Problems ->
1: In the text on Filipino workplace communication, rewrite the part starting at "This becomes quite" and ending at "and return tenfold.", swapping "colleagues" for "coworkers".
2: List every question the text on Filipino workplace communication asks.

** start of Document section **

Even receiving negative feedback do not often sit well with people, especially when done publicly and frankly. Filipinos see negative feedback given publicly as harsh and disruptive. Because they value harmony, criticisms should be handled constructively or you risk wounding your colleagues’ pride.

This becomes quite problematic when you’re from a low context culture. How will you communicate with each other with no holds barred? How will you avoid offending your colleagues? How can you discern when your Filipino colleagues are being hesitant or vague?

First, always remember the context. There is a context for every interaction. Learn the common Filipino practice of “pakiramdam”. It’s the practice of being sensitive and empathetic to the other person’s feelings and well-being. This way you build trust in your relationships with Filipinos, which they greatly appreciate and return tenfold.

Also, study their body language. Filipinos are highly sensitive to emotional cues. If a person starts waving their hands in front of their faces due to the heat, refreshments are immediately offered. Frowning while agreeing shows hesitation, and warrants follow-up questions of whether they are sure or not.

** end of Document section **
** start of Information supplied **

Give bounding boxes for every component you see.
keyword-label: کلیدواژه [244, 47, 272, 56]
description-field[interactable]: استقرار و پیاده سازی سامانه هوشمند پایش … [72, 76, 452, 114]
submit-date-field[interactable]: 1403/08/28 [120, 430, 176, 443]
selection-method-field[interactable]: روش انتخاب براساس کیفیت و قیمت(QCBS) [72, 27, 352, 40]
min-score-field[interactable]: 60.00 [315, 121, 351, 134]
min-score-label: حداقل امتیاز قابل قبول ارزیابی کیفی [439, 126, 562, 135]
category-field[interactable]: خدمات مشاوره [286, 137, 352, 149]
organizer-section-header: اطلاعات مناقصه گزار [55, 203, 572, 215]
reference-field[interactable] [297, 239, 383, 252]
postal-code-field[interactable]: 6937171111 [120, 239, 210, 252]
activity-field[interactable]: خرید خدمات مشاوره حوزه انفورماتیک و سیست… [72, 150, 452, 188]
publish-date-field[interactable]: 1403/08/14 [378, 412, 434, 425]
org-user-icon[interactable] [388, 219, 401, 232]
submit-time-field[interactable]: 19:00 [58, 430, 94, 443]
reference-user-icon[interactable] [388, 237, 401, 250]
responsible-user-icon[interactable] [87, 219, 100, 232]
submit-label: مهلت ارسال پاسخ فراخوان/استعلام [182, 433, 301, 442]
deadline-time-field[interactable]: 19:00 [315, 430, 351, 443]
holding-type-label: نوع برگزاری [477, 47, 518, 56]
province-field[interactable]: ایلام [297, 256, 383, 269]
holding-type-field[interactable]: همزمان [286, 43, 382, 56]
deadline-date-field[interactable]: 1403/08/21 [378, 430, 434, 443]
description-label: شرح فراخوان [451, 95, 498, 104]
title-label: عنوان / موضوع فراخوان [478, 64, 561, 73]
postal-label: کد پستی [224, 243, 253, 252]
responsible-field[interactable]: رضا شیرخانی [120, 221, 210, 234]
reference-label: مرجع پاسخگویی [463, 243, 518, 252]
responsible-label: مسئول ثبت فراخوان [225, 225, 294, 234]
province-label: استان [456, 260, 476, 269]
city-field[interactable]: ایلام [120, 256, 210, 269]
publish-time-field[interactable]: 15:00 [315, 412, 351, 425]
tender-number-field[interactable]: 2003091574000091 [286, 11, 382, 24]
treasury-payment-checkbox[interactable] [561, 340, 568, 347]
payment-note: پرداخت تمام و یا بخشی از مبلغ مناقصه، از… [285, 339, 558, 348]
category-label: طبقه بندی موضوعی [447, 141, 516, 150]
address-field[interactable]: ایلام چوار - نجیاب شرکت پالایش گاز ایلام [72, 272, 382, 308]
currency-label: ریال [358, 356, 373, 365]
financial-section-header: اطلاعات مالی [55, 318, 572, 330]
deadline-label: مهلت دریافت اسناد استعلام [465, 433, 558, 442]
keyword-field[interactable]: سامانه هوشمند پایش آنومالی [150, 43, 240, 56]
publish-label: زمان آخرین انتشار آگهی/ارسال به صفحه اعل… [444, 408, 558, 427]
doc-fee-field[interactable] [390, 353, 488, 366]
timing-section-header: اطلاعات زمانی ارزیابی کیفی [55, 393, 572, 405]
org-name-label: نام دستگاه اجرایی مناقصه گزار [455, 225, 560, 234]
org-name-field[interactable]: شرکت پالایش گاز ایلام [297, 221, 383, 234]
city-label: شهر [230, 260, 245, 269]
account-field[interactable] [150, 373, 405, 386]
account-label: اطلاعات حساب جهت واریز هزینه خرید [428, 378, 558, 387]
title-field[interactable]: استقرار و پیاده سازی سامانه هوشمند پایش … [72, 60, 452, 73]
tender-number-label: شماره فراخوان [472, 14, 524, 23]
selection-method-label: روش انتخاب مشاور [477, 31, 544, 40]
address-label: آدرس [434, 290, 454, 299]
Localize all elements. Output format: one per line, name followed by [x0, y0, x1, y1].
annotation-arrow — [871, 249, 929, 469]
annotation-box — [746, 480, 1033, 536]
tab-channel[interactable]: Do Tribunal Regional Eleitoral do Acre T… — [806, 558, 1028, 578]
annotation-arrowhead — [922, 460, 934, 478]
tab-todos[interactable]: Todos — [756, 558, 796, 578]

** end of Information supplied **

Results by task ->
1:
This becomes quite problematic when you’re from a low context culture. How will you communicate with each other with no holds barred? How will you avoid offending your coworkers? How can you discern when your Filipino coworkers are being hesitant or vague?

First, always remember the context. There is a context for every interaction. Learn the common Filipino practice of “pakiramdam”. It’s the practice of being sensitive and empathetic to the other person’s feelings and well-being. This way you build trust in your relationships with Filipinos, which they greatly appreciate and return tenfold.

2:
- How will you communicate with each other with no holds barred?
- How will you avoid offending your colleagues?
- How can you discern when your Filipino colleagues are being hesitant or vague?